### Written request
Copy every line of the data that includes the string "value".

### Dataset rows
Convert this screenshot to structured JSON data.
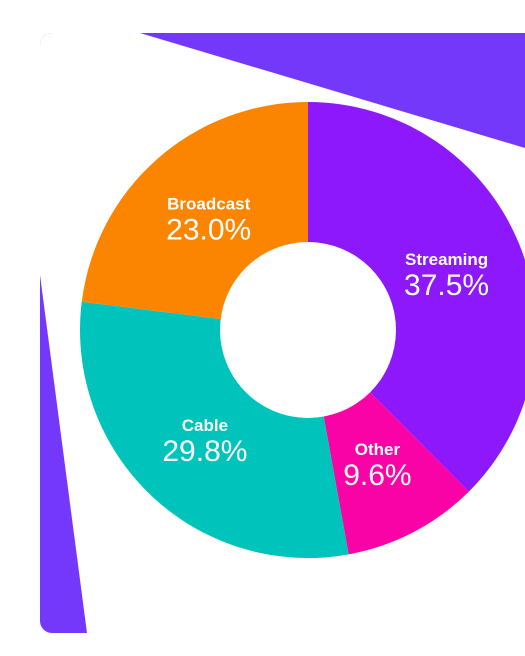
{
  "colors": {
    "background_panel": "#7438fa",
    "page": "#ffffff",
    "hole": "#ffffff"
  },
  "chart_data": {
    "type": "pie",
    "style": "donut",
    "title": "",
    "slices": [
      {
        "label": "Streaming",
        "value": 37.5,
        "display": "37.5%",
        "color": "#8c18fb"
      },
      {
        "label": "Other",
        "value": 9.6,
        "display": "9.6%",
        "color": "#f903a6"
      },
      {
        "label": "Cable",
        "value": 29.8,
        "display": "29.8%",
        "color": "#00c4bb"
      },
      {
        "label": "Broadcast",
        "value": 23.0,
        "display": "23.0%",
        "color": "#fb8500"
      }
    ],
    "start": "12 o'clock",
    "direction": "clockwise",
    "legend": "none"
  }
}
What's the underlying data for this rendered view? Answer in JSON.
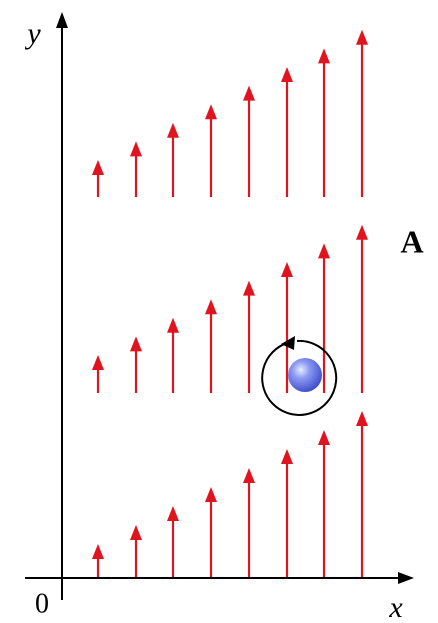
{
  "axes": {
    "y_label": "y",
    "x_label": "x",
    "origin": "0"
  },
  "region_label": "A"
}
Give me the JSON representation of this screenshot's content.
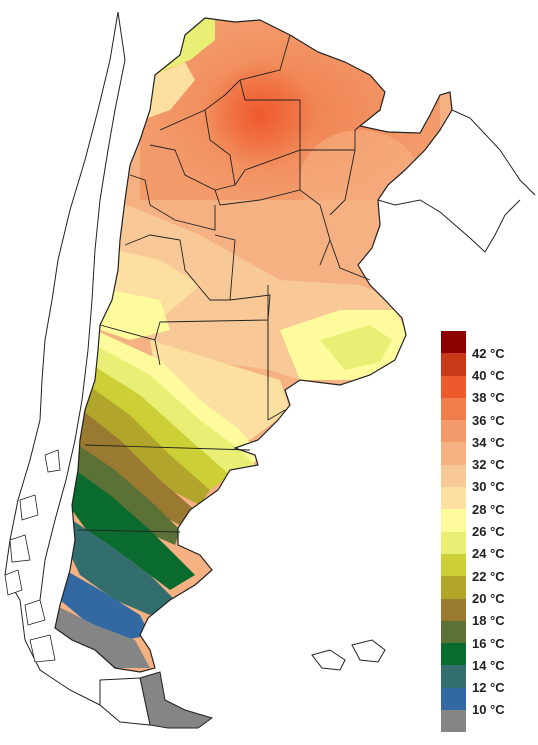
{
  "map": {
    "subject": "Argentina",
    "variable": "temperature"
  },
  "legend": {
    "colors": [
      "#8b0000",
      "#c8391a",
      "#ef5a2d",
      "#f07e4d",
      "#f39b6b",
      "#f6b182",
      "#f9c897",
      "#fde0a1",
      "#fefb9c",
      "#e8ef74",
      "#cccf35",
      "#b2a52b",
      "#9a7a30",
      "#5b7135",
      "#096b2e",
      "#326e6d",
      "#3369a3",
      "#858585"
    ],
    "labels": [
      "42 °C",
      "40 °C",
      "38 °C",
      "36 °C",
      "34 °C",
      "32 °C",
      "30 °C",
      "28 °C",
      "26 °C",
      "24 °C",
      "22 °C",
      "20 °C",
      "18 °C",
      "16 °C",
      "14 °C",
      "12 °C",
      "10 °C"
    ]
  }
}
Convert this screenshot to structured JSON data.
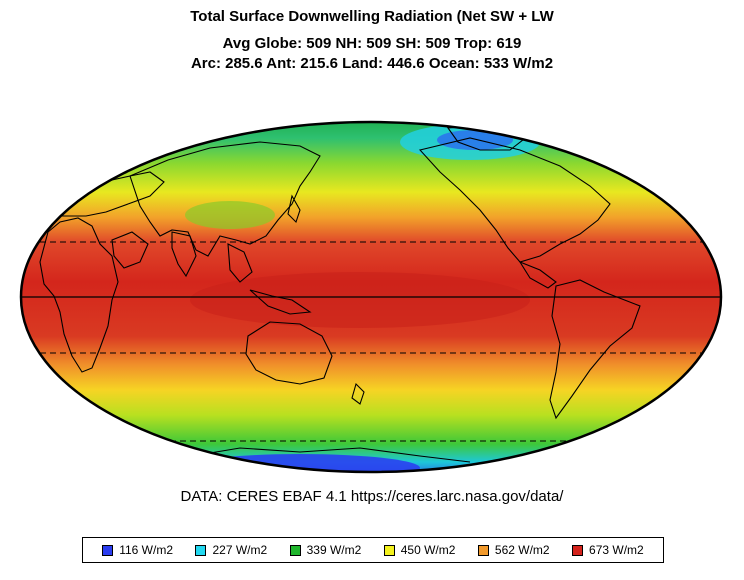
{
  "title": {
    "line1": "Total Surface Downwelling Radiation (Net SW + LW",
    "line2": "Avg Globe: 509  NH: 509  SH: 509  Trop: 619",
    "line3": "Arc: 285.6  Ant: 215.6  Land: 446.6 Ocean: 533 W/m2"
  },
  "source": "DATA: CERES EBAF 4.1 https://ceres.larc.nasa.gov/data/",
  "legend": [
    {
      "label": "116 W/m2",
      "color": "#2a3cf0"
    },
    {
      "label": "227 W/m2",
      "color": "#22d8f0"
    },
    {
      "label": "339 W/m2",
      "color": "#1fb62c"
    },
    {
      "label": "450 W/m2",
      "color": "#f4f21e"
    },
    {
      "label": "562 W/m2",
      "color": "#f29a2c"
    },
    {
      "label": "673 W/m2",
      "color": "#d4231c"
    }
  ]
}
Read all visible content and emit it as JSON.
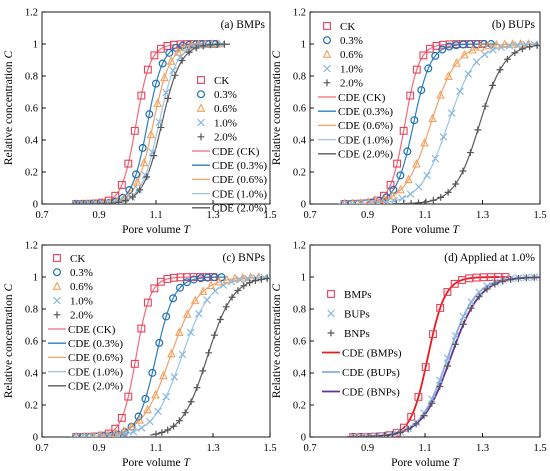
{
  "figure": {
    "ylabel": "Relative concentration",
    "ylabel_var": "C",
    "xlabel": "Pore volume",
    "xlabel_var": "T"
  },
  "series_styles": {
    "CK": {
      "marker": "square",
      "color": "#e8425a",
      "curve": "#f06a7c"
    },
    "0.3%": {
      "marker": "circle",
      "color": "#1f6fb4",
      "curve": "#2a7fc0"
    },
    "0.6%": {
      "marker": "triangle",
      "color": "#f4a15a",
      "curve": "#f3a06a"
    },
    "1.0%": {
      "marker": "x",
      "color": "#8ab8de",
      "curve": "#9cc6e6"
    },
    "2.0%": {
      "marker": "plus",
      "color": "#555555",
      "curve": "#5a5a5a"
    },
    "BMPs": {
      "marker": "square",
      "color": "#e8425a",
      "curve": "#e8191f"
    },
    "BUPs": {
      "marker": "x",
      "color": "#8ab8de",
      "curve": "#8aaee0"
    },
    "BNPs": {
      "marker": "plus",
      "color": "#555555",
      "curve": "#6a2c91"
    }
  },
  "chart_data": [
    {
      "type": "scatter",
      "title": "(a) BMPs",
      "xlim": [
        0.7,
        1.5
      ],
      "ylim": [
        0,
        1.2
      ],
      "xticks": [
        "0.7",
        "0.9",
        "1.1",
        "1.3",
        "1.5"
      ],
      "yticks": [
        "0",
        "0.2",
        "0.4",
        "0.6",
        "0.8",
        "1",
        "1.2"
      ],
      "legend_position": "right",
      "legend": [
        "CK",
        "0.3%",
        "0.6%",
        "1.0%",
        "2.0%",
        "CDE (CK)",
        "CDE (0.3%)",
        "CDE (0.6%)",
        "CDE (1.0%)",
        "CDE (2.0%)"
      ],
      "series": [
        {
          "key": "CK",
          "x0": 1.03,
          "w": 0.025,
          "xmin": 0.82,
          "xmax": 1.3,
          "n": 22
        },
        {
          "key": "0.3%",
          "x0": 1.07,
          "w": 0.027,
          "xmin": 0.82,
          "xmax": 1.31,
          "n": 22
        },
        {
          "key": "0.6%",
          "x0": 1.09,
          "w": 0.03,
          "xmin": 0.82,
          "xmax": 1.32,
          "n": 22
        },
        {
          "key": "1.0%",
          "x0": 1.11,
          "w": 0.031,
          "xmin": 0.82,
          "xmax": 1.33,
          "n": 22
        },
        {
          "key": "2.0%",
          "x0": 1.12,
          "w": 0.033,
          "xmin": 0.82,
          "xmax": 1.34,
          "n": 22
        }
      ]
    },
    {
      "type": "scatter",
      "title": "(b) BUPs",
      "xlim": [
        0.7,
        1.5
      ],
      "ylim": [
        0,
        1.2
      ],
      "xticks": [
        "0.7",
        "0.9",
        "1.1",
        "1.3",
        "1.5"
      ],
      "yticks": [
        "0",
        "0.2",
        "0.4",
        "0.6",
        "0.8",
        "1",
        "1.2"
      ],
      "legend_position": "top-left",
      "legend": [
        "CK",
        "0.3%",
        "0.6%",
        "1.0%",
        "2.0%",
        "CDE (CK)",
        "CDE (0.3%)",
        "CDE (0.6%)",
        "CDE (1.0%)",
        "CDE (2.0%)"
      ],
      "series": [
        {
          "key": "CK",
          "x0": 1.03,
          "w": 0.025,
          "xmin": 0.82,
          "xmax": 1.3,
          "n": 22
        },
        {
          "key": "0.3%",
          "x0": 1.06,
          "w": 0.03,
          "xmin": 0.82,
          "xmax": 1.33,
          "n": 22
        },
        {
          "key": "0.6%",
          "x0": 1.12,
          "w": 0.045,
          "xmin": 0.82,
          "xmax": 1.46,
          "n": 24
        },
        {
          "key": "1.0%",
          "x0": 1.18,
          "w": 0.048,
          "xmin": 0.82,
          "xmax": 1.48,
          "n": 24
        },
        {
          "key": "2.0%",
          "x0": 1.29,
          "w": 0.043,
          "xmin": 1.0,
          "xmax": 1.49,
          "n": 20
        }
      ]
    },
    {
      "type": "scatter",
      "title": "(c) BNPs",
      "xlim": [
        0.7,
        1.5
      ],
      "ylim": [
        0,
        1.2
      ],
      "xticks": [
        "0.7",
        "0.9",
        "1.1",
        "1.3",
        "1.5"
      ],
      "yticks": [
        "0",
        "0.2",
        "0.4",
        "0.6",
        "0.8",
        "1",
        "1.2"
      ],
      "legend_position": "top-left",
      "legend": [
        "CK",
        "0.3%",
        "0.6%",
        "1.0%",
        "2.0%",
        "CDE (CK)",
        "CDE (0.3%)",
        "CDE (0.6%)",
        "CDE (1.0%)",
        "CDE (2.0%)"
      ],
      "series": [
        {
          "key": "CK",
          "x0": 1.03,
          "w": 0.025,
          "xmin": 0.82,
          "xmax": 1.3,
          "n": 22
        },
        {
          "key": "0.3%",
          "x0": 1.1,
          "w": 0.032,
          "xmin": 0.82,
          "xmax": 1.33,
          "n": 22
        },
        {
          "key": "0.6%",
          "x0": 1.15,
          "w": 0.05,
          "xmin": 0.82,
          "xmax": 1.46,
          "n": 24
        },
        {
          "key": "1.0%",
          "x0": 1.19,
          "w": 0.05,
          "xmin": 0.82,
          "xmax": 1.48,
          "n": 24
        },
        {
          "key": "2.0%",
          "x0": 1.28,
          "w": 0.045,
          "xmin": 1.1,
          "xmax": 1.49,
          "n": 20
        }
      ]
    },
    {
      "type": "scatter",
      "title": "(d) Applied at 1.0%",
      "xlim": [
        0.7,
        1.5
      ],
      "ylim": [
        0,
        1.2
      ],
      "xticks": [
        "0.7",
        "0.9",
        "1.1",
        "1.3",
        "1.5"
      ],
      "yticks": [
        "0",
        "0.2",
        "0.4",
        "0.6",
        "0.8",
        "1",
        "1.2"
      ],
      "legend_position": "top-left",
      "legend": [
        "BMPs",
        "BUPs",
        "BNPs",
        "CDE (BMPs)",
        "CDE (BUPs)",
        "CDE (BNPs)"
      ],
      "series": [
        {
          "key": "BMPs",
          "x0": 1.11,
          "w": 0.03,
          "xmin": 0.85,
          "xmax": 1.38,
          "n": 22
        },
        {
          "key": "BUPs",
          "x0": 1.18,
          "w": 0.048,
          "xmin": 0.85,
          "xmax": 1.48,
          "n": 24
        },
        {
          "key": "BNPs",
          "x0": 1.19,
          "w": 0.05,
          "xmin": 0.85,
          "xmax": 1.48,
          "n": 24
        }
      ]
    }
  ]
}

### Response
        "value": 37.5,
        "value": 9.6,
        "value": 29.8,
        "value": 23.0,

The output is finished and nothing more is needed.